**What to work on**: All of the records below need to be copied exactly.

____________

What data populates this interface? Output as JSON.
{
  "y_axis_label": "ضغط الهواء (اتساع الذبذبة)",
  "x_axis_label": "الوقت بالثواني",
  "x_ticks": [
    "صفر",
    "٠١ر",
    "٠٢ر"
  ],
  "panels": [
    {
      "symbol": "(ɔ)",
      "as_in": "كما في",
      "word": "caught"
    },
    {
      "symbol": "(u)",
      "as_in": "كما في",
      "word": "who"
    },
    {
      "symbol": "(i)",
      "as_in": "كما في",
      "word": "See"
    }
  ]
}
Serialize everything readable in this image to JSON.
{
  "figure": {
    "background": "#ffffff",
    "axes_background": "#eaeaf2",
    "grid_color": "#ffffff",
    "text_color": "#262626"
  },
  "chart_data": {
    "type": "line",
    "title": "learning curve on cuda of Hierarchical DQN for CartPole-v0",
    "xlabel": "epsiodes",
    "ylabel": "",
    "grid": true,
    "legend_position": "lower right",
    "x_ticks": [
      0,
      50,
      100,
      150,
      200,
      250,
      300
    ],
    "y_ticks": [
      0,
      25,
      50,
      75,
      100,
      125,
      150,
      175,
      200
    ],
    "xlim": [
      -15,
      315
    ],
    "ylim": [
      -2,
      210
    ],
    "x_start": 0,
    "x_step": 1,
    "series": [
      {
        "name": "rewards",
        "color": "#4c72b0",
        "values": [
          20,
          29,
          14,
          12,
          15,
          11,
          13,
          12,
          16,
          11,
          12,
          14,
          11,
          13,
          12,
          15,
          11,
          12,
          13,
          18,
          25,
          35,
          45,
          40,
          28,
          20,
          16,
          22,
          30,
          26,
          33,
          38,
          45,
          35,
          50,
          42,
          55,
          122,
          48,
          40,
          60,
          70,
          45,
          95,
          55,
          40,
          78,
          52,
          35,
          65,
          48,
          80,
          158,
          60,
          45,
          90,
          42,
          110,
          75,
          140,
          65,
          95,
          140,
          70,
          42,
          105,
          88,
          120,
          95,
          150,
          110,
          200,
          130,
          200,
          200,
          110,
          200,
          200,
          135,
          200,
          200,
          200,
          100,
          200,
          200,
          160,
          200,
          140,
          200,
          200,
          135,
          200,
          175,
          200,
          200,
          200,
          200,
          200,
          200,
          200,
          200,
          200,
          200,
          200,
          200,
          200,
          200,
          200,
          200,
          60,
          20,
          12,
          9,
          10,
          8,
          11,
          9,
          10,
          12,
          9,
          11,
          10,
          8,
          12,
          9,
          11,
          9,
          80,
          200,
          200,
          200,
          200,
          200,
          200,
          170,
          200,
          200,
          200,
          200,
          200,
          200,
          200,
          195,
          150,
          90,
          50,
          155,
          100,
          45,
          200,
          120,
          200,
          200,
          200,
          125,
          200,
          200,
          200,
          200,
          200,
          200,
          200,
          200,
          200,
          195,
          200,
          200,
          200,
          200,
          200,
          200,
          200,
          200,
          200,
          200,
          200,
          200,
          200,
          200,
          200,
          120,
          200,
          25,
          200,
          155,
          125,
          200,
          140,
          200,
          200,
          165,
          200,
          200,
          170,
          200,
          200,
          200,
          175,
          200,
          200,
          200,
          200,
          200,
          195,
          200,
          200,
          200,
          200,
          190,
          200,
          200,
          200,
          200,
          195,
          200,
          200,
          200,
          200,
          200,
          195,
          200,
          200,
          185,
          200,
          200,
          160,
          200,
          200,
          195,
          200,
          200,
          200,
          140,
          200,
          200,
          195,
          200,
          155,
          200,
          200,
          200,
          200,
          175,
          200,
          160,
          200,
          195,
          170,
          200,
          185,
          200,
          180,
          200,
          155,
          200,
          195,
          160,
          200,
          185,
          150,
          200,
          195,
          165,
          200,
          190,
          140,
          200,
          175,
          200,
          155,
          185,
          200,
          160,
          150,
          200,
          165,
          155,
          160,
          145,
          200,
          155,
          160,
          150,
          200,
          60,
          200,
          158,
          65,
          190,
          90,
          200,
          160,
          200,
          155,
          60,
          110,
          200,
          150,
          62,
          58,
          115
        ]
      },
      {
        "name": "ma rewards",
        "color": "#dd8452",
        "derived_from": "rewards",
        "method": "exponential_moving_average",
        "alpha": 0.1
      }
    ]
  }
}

____________

**Complete answer**:
What data populates this interface? Output as JSON.
{
  "y_axis_label": "ضغط الهواء (اتساع الذبذبة)",
  "x_axis_label": "الوقت بالثواني",
  "x_ticks": [
    "صفر",
    "٠١ر",
    "٠٢ر"
  ],
  "panels": [
    {
      "symbol": "(ɔ)",
      "as_in": "كما في",
      "word": "caught"
    },
    {
      "symbol": "(u)",
      "as_in": "كما في",
      "word": "who"
    },
    {
      "symbol": "(i)",
      "as_in": "كما في",
      "word": "See"
    }
  ]
}
Serialize everything readable in this image to JSON.
{
  "figure": {
    "background": "#ffffff",
    "axes_background": "#eaeaf2",
    "grid_color": "#ffffff",
    "text_color": "#262626"
  },
  "chart_data": {
    "type": "line",
    "title": "learning curve on cuda of Hierarchical DQN for CartPole-v0",
    "xlabel": "epsiodes",
    "ylabel": "",
    "grid": true,
    "legend_position": "lower right",
    "x_ticks": [
      0,
      50,
      100,
      150,
      200,
      250,
      300
    ],
    "y_ticks": [
      0,
      25,
      50,
      75,
      100,
      125,
      150,
      175,
      200
    ],
    "xlim": [
      -15,
      315
    ],
    "ylim": [
      -2,
      210
    ],
    "x_start": 0,
    "x_step": 1,
    "series": [
      {
        "name": "rewards",
        "color": "#4c72b0",
        "values": [
          20,
          29,
          14,
          12,
          15,
          11,
          13,
          12,
          16,
          11,
          12,
          14,
          11,
          13,
          12,
          15,
          11,
          12,
          13,
          18,
          25,
          35,
          45,
          40,
          28,
          20,
          16,
          22,
          30,
          26,
          33,
          38,
          45,
          35,
          50,
          42,
          55,
          122,
          48,
          40,
          60,
          70,
          45,
          95,
          55,
          40,
          78,
          52,
          35,
          65,
          48,
          80,
          158,
          60,
          45,
          90,
          42,
          110,
          75,
          140,
          65,
          95,
          140,
          70,
          42,
          105,
          88,
          120,
          95,
          150,
          110,
          200,
          130,
          200,
          200,
          110,
          200,
          200,
          135,
          200,
          200,
          200,
          100,
          200,
          200,
          160,
          200,
          140,
          200,
          200,
          135,
          200,
          175,
          200,
          200,
          200,
          200,
          200,
          200,
          200,
          200,
          200,
          200,
          200,
          200,
          200,
          200,
          200,
          200,
          60,
          20,
          12,
          9,
          10,
          8,
          11,
          9,
          10,
          12,
          9,
          11,
          10,
          8,
          12,
          9,
          11,
          9,
          80,
          200,
          200,
          200,
          200,
          200,
          200,
          170,
          200,
          200,
          200,
          200,
          200,
          200,
          200,
          195,
          150,
          90,
          50,
          155,
          100,
          45,
          200,
          120,
          200,
          200,
          200,
          125,
          200,
          200,
          200,
          200,
          200,
          200,
          200,
          200,
          200,
          195,
          200,
          200,
          200,
          200,
          200,
          200,
          200,
          200,
          200,
          200,
          200,
          200,
          200,
          200,
          200,
          120,
          200,
          25,
          200,
          155,
          125,
          200,
          140,
          200,
          200,
          165,
          200,
          200,
          170,
          200,
          200,
          200,
          175,
          200,
          200,
          200,
          200,
          200,
          195,
          200,
          200,
          200,
          200,
          190,
          200,
          200,
          200,
          200,
          195,
          200,
          200,
          200,
          200,
          200,
          195,
          200,
          200,
          185,
          200,
          200,
          160,
          200,
          200,
          195,
          200,
          200,
          200,
          140,
          200,
          200,
          195,
          200,
          155,
          200,
          200,
          200,
          200,
          175,
          200,
          160,
          200,
          195,
          170,
          200,
          185,
          200,
          180,
          200,
          155,
          200,
          195,
          160,
          200,
          185,
          150,
          200,
          195,
          165,
          200,
          190,
          140,
          200,
          175,
          200,
          155,
          185,
          200,
          160,
          150,
          200,
          165,
          155,
          160,
          145,
          200,
          155,
          160,
          150,
          200,
          60,
          200,
          158,
          65,
          190,
          90,
          200,
          160,
          200,
          155,
          60,
          110,
          200,
          150,
          62,
          58,
          115
        ]
      },
      {
        "name": "ma rewards",
        "color": "#dd8452",
        "derived_from": "rewards",
        "method": "exponential_moving_average",
        "alpha": 0.1
      }
    ]
  }
}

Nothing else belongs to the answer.